Required work:
1 > Answer these questions using the article about Melania Trump's visit to the infant recovery center in Huntington, West Virginia:
(a) How many people live in Huntington?
(b) How many people in Huntington overdosed within four hours last year?
(c) Who chairs the President's Commission on Combating Drug Addiction?
2 > Extend the article about Melania Trump's visit to the infant recovery center in Huntington, West Virginia, starting after its final sentence.

Text shown:
+++
WATCH: First lady Melania Trump visits infant opioid treatment center in West Virginia

First Lady Melania Trump is scheduled to visit an infant recovery center in Huntington, West Virginia, a city of 49,000 people that has been among the hardest hit by America’s opioid epidemic.

Trump visited Lily’s Place, a drug treatment center where staff ease help infants born with neonatal abstinence syndrome, a cluster of symptoms that stem from a newborn’s exposure to opioids during a mother’s pregnancy. The first lady said she hoped to help “open the conversation” around opioids.

“I just hope we give a voice to more places like [Lily’s Place],” she said.

Huntington has one of the highest death rate from drug overdoses in the nation, PBS NewsHour reported. In one case, 26 people in Huntington overdosed in the span of four hours last year.

In March, President Donald Trump signed an executive order that created the President’s Commission on Combating Drug Addiction, which is chaired by New Jersey Gov. Chris Christie. The commission requested that the president declare a national state of emergency to help expedite the medical response to the public health crisis in Huntington.
+++
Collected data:
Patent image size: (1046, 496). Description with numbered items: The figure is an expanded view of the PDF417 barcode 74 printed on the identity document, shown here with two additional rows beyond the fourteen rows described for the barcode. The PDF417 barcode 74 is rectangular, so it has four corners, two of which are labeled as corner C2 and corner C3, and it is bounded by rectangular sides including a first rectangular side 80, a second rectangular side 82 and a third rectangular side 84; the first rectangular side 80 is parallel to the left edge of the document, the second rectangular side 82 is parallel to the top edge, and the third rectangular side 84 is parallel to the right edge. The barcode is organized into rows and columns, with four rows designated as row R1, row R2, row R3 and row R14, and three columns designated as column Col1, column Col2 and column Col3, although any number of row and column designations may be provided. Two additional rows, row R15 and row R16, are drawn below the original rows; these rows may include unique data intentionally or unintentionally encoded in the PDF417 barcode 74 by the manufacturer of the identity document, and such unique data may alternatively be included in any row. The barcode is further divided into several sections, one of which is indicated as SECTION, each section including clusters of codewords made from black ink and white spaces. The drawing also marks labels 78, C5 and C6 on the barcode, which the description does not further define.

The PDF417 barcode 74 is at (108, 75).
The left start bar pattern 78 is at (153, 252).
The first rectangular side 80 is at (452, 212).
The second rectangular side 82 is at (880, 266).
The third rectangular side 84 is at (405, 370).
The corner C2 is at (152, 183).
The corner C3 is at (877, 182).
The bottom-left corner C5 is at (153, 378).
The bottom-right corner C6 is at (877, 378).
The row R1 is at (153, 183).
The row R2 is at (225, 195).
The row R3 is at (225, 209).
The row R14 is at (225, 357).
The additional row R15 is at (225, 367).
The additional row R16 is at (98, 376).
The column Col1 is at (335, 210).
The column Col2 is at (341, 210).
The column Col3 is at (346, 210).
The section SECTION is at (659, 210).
+++
Responses:
1 >
(a) 49,000
(b) 26
(c) New Jersey Gov. Chris Christie

2 >
The president held a campaign rally in Huntington in August, partly to celebrate West Virginia Gov. Jim Justice’s switch from the Democratic Party to the Republican Party. Some advocates thought the president would declare a national state of emergency during the event, but he didn’t. Trump has yet to grant that declaration.

Huntington Mayor Steve Williams told the NewsHour that he didn’t attend the rally, but added that “labels don’t matter.” It mattered more that the job got done, he said.

“What’s important is for us to identify a willingness to work together, to make West Virginia a better place to live, work and raise a family,” Williams said.

The first lady held her own roundtable discussion on the opioid crisis last month.

PBS NewsHour will update this story as it develops.